• Your objective
For the entries that follow, say how many lines hold the string "Department", with nothing else in the reply.

[Page records with their text]
===============
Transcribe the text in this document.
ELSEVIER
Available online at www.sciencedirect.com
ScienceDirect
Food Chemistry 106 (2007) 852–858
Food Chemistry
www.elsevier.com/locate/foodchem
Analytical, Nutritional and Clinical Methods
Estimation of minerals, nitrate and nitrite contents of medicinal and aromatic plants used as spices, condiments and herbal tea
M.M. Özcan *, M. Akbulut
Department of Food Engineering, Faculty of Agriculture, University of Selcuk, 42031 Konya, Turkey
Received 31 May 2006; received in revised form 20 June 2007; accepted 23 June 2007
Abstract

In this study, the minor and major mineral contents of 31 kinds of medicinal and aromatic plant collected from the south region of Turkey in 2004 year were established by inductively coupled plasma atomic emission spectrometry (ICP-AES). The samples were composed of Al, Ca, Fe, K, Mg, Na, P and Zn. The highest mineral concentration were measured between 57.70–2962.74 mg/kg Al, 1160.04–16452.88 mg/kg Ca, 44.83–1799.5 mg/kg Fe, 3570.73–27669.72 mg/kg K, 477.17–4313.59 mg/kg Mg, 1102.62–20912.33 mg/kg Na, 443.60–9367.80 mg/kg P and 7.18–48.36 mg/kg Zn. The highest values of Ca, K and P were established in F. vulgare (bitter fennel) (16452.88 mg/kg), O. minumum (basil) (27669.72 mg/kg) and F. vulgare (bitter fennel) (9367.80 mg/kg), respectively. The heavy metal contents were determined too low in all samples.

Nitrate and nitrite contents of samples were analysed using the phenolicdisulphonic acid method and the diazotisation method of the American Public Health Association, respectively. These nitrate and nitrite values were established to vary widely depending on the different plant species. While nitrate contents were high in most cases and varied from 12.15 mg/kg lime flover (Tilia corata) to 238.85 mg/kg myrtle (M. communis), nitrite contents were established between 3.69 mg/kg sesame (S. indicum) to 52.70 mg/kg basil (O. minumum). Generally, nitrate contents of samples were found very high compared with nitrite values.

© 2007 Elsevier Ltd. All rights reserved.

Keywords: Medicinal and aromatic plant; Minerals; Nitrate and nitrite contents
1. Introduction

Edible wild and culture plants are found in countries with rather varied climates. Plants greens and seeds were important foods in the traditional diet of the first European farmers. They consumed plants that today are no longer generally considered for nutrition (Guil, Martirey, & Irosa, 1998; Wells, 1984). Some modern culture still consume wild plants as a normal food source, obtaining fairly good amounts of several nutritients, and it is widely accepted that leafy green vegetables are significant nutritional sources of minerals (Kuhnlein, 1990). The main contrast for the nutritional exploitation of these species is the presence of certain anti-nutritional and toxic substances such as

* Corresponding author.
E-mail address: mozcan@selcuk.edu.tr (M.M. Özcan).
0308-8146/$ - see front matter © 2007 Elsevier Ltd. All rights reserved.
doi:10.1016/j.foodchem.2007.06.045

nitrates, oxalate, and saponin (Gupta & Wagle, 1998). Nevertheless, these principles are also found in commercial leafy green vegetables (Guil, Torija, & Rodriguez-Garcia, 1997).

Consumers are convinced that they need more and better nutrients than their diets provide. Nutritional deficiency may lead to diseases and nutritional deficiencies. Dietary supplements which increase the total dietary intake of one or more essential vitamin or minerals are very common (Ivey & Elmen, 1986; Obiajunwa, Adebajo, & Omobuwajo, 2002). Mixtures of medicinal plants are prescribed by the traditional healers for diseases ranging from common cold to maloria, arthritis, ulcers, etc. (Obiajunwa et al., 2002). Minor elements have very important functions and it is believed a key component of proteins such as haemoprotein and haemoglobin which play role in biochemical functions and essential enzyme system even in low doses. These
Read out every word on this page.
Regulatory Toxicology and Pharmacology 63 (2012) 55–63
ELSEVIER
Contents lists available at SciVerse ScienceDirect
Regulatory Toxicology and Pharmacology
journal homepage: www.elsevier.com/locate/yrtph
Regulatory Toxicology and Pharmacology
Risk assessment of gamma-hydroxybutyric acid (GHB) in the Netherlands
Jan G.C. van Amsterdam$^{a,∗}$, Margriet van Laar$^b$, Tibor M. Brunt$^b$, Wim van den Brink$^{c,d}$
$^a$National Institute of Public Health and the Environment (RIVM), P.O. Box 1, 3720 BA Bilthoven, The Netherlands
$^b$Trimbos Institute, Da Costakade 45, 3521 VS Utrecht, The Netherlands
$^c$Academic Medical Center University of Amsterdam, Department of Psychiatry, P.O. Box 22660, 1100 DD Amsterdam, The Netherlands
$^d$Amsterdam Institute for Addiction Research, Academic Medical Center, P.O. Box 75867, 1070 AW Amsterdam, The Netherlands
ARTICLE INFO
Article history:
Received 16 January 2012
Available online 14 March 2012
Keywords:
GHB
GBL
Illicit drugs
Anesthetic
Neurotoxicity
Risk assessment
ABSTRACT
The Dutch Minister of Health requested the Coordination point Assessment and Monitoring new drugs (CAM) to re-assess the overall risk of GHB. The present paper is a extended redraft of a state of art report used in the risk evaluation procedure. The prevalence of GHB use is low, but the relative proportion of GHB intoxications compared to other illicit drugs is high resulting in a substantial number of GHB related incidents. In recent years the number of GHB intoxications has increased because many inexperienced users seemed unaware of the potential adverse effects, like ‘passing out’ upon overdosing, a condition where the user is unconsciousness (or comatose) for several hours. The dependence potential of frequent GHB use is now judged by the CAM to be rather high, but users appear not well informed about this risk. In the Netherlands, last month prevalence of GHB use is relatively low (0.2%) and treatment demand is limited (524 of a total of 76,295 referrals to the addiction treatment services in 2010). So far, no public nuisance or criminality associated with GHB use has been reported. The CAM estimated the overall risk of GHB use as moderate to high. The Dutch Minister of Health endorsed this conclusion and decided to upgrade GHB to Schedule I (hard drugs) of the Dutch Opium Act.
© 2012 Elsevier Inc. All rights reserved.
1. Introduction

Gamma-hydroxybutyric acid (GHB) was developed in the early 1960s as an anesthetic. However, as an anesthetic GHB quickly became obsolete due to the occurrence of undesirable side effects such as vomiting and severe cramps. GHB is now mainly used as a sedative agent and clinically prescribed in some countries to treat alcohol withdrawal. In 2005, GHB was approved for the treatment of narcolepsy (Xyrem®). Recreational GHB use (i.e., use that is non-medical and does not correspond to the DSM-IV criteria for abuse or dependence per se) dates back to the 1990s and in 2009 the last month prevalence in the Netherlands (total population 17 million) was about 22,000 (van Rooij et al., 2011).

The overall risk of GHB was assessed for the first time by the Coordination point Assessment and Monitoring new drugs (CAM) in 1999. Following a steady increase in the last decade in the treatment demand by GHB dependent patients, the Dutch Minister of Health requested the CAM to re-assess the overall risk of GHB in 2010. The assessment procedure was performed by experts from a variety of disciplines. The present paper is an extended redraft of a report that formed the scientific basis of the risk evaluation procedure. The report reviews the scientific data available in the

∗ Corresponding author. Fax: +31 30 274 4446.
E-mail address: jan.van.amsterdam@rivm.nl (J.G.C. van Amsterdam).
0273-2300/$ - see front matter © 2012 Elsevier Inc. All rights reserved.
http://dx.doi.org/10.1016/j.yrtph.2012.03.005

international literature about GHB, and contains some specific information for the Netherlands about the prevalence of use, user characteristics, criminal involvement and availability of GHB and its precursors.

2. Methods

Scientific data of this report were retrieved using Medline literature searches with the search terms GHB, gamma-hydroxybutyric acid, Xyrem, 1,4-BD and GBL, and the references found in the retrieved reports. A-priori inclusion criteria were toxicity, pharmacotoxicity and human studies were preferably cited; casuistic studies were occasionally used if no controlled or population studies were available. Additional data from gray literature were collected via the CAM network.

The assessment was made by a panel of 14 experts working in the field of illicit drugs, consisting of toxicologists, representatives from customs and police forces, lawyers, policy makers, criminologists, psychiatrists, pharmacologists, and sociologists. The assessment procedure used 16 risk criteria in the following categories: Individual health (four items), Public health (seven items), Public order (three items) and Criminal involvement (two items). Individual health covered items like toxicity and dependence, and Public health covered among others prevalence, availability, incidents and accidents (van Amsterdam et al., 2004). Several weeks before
===============
• Task output
2